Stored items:
* * * * *
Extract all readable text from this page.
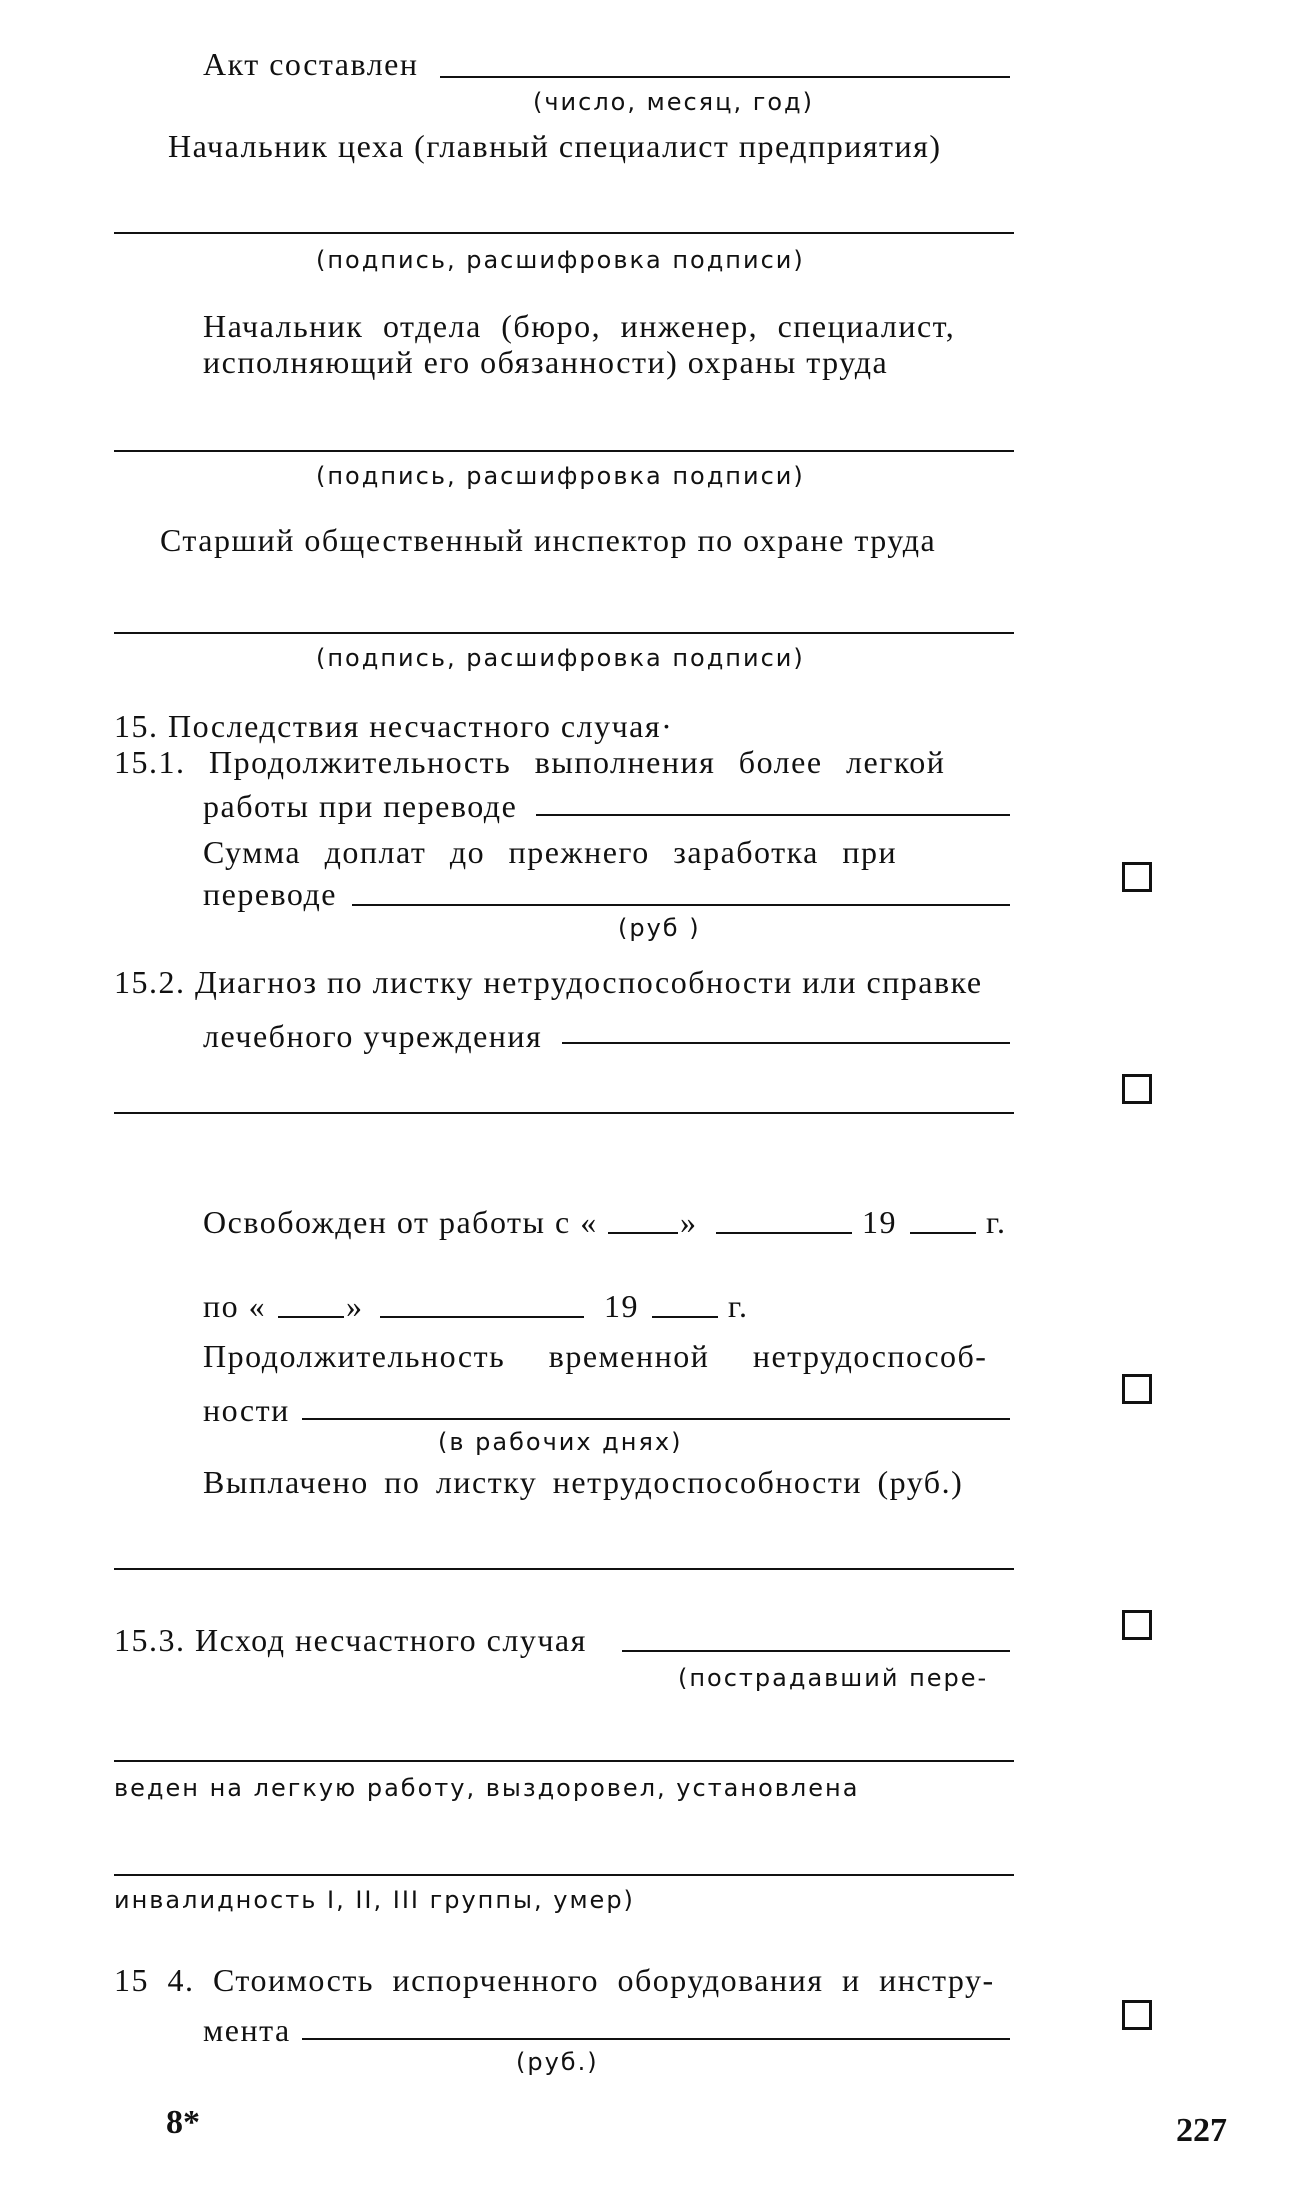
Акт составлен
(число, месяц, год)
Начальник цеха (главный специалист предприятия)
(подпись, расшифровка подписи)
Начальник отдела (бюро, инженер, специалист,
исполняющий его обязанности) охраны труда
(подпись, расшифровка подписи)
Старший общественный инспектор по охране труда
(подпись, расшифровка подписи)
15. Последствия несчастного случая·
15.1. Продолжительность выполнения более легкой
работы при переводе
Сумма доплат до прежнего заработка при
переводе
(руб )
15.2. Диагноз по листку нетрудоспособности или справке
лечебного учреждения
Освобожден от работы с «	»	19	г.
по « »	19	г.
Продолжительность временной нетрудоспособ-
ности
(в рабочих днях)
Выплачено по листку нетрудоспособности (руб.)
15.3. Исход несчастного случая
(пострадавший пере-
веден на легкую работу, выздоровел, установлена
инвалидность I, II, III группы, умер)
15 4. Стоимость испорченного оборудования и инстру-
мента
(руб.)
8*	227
* * * * *
Without including any pictures, print each record exactly.

Extract all readable text from this page.
Акт составлен
(число, месяц, год)
Начальник цеха (главный специалист предприятия)
(подпись, расшифровка подписи)
Начальник отдела (бюро, инженер, специалист,
исполняющий его обязанности) охраны труда
(подпись, расшифровка подписи)
Старший общественный инспектор по охране труда
(подпись, расшифровка подписи)
15. Последствия несчастного случая·
15.1. Продолжительность выполнения более легкой
работы при переводе
Сумма доплат до прежнего заработка при
переводе
(руб )
15.2. Диагноз по листку нетрудоспособности или справке
лечебного учреждения
Освобожден от работы с «	»	19	г.
по « »	19	г.
Продолжительность временной нетрудоспособ-
ности
(в рабочих днях)
Выплачено по листку нетрудоспособности (руб.)
15.3. Исход несчастного случая
(пострадавший пере-
веден на легкую работу, выздоровел, установлена
инвалидность I, II, III группы, умер)
15 4. Стоимость испорченного оборудования и инстру-
мента
(руб.)
8*	227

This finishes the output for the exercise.